■ **What to produce**
Go through the material and pull out every line with the string "屈曲约束支撑屈服承载力" in it.

>> start

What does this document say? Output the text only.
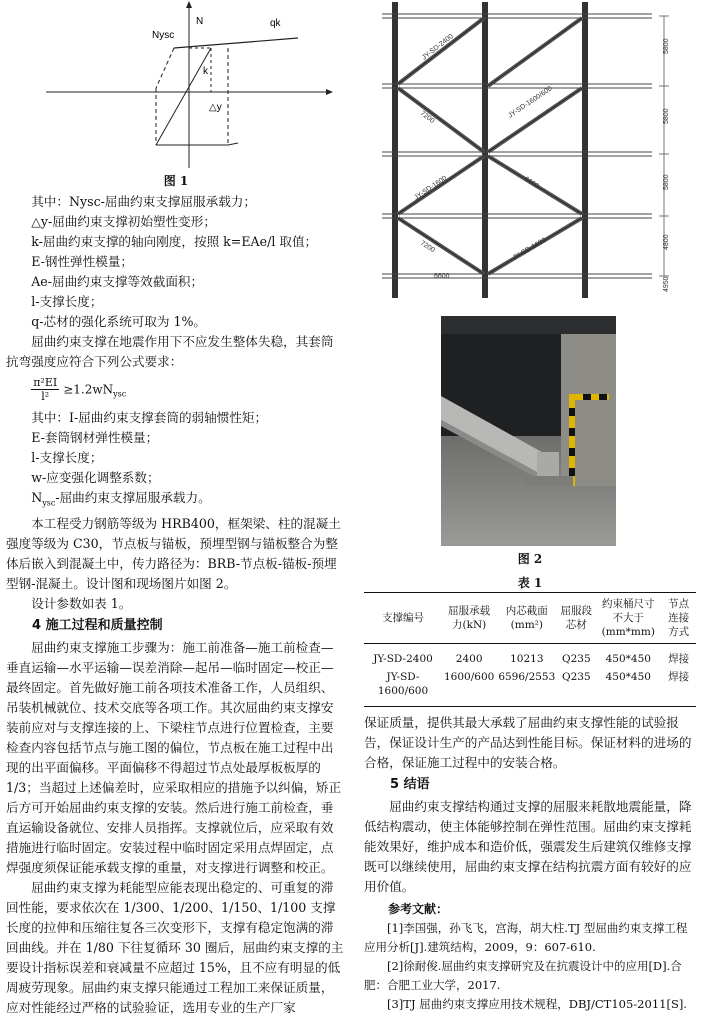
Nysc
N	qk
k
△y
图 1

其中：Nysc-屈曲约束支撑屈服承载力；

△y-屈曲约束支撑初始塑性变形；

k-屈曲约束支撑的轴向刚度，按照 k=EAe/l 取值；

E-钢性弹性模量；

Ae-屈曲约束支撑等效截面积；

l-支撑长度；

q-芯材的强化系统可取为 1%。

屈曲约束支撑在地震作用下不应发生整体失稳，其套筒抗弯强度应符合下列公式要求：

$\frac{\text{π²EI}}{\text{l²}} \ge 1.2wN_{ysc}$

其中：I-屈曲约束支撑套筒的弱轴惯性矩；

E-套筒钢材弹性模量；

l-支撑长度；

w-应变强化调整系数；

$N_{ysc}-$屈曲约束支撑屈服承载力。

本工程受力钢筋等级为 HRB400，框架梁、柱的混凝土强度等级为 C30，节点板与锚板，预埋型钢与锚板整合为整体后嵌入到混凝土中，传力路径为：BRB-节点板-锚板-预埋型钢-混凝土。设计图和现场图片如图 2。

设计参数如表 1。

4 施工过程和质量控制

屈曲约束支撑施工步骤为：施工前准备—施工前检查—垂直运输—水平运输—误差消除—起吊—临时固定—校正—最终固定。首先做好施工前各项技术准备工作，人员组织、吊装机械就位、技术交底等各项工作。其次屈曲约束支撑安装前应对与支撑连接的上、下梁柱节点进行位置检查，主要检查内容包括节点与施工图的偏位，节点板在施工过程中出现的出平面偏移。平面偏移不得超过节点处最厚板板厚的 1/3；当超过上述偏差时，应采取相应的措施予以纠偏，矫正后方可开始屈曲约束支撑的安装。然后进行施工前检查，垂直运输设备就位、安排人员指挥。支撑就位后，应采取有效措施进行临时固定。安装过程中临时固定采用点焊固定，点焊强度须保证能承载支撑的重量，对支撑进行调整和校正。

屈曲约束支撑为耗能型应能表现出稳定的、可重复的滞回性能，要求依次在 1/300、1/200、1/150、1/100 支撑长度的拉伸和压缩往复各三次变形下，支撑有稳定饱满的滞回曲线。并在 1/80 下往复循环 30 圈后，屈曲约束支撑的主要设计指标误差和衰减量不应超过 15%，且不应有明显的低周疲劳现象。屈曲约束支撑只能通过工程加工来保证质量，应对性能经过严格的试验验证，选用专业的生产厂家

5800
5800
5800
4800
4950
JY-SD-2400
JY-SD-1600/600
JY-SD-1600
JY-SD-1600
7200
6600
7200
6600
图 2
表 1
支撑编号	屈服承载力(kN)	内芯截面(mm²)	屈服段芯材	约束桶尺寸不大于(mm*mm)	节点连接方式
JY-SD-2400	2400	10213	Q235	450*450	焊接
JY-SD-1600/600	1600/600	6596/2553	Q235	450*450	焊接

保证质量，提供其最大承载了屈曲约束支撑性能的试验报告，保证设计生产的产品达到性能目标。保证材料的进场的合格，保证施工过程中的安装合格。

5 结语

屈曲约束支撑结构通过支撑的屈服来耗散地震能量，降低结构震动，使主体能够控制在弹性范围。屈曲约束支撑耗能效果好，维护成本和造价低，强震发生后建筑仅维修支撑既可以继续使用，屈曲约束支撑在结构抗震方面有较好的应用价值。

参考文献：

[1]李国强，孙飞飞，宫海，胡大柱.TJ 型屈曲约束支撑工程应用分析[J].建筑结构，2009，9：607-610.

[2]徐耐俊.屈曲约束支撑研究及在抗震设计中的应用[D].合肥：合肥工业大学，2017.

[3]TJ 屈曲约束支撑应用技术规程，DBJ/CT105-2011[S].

>> end

■ **Exercise result**
其中：Nysc-屈曲约束支撑屈服承载力；
$N_{ysc}-$屈曲约束支撑屈服承载力。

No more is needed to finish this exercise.